(EXERCISE OBJECTIVE): Using the records below, give the number of lines where the word "الله" appears, with no further output.

(RECORDS PROVIDED):
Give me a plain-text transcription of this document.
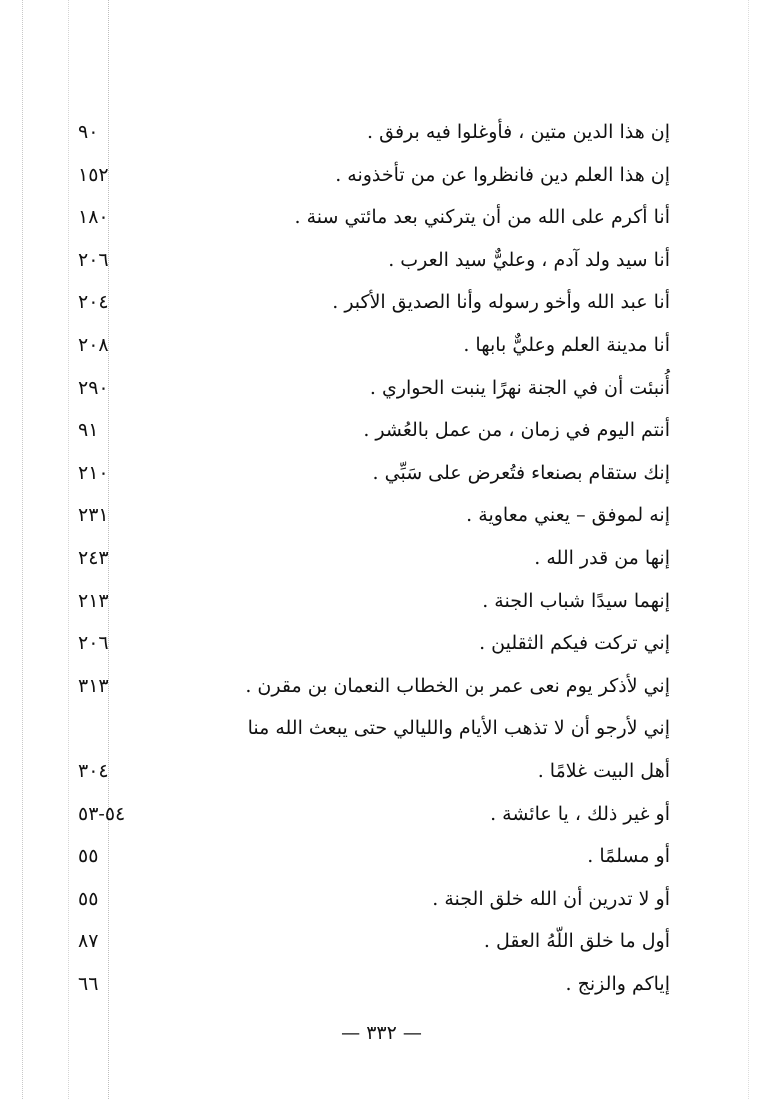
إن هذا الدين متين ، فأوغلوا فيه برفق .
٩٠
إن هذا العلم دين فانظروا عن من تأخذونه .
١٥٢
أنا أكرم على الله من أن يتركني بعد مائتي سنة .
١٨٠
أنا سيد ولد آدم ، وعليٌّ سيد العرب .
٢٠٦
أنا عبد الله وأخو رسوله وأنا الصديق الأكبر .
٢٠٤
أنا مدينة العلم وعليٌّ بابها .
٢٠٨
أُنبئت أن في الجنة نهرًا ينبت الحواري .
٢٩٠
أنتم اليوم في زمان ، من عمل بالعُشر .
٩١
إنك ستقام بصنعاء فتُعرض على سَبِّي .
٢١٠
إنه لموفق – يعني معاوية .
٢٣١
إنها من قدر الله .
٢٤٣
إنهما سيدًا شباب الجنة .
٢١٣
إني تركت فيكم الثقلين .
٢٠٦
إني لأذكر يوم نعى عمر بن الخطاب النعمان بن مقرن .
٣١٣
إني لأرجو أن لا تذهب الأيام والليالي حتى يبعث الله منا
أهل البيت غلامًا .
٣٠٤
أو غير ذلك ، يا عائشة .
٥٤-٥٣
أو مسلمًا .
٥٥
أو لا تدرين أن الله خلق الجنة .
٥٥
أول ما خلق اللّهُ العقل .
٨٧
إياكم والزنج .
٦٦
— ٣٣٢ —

(COMPLETE OUTPUT): 5